— START STORED RECORDS —

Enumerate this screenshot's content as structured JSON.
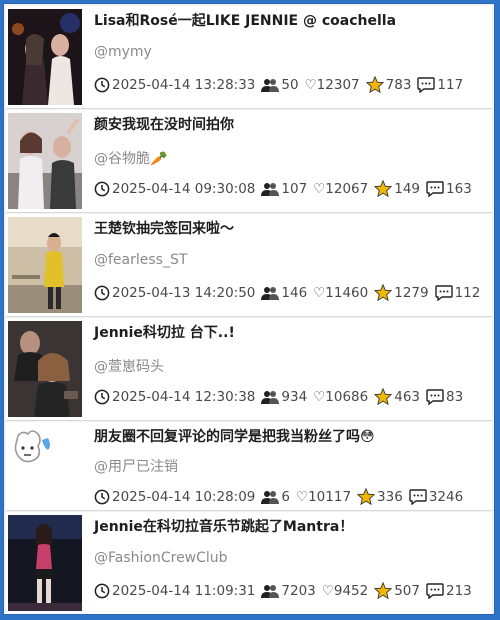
{
  "posts": [
    {
      "title": "Lisa和Rosé一起LIKE JENNIE @ coachella",
      "author": "@mymy",
      "time": "2025-04-14 13:28:33",
      "users": "50",
      "likes": "♡12307",
      "stars": "783",
      "comments": "117",
      "thumb": {
        "bg": "#1c1418",
        "accent": "#6a4a52"
      }
    },
    {
      "title": "颜安我现在没时间拍你",
      "author": "@谷物脆🥕",
      "time": "2025-04-14 09:30:08",
      "users": "107",
      "likes": "♡12067",
      "stars": "149",
      "comments": "163",
      "thumb": {
        "bg": "#d7d2cf",
        "accent": "#a38f86"
      }
    },
    {
      "title": "王楚钦抽完签回来啦～",
      "author": "@fearless_ST",
      "time": "2025-04-13 14:20:50",
      "users": "146",
      "likes": "♡11460",
      "stars": "1279",
      "comments": "112",
      "thumb": {
        "bg": "#cdbfa6",
        "accent": "#e2c02a"
      }
    },
    {
      "title": "Jennie科切拉 台下..!",
      "author": "@萱崽码头",
      "time": "2025-04-14 12:30:38",
      "users": "934",
      "likes": "♡10686",
      "stars": "463",
      "comments": "83",
      "thumb": {
        "bg": "#3a3434",
        "accent": "#8a7060"
      }
    },
    {
      "title": "朋友圈不回复评论的同学是把我当粉丝了吗😳",
      "author": "@用尸已注销",
      "time": "2025-04-14 10:28:09",
      "users": "6",
      "likes": "♡10117",
      "stars": "336",
      "comments": "3246",
      "thumb": {
        "bg": "#ffffff",
        "accent": "#9a9a9a"
      }
    },
    {
      "title": "Jennie在科切拉音乐节跳起了Mantra！",
      "author": "@FashionCrewClub",
      "time": "2025-04-14 11:09:31",
      "users": "7203",
      "likes": "♡9452",
      "stars": "507",
      "comments": "213",
      "thumb": {
        "bg": "#141622",
        "accent": "#c8406a"
      }
    }
  ],
  "colors": {
    "frame": "#2f73c6",
    "star": "#f2b705",
    "icon": "#222222"
  },
  "icons": [
    "clock-icon",
    "users-icon",
    "heart-icon",
    "star-icon",
    "comment-icon"
  ]
}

— END STORED RECORDS —

◆ YOUR OBJECTIVE: Reproduce the full listing above verbatim, with no pictures included.

◆ OUTPUT FOR THIS EXERCISE:
Enumerate this screenshot's content as structured JSON.
{
  "posts": [
    {
      "title": "Lisa和Rosé一起LIKE JENNIE @ coachella",
      "author": "@mymy",
      "time": "2025-04-14 13:28:33",
      "users": "50",
      "likes": "♡12307",
      "stars": "783",
      "comments": "117",
      "thumb": {
        "bg": "#1c1418",
        "accent": "#6a4a52"
      }
    },
    {
      "title": "颜安我现在没时间拍你",
      "author": "@谷物脆🥕",
      "time": "2025-04-14 09:30:08",
      "users": "107",
      "likes": "♡12067",
      "stars": "149",
      "comments": "163",
      "thumb": {
        "bg": "#d7d2cf",
        "accent": "#a38f86"
      }
    },
    {
      "title": "王楚钦抽完签回来啦～",
      "author": "@fearless_ST",
      "time": "2025-04-13 14:20:50",
      "users": "146",
      "likes": "♡11460",
      "stars": "1279",
      "comments": "112",
      "thumb": {
        "bg": "#cdbfa6",
        "accent": "#e2c02a"
      }
    },
    {
      "title": "Jennie科切拉 台下..!",
      "author": "@萱崽码头",
      "time": "2025-04-14 12:30:38",
      "users": "934",
      "likes": "♡10686",
      "stars": "463",
      "comments": "83",
      "thumb": {
        "bg": "#3a3434",
        "accent": "#8a7060"
      }
    },
    {
      "title": "朋友圈不回复评论的同学是把我当粉丝了吗😳",
      "author": "@用尸已注销",
      "time": "2025-04-14 10:28:09",
      "users": "6",
      "likes": "♡10117",
      "stars": "336",
      "comments": "3246",
      "thumb": {
        "bg": "#ffffff",
        "accent": "#9a9a9a"
      }
    },
    {
      "title": "Jennie在科切拉音乐节跳起了Mantra！",
      "author": "@FashionCrewClub",
      "time": "2025-04-14 11:09:31",
      "users": "7203",
      "likes": "♡9452",
      "stars": "507",
      "comments": "213",
      "thumb": {
        "bg": "#141622",
        "accent": "#c8406a"
      }
    }
  ],
  "colors": {
    "frame": "#2f73c6",
    "star": "#f2b705",
    "icon": "#222222"
  },
  "icons": [
    "clock-icon",
    "users-icon",
    "heart-icon",
    "star-icon",
    "comment-icon"
  ]
}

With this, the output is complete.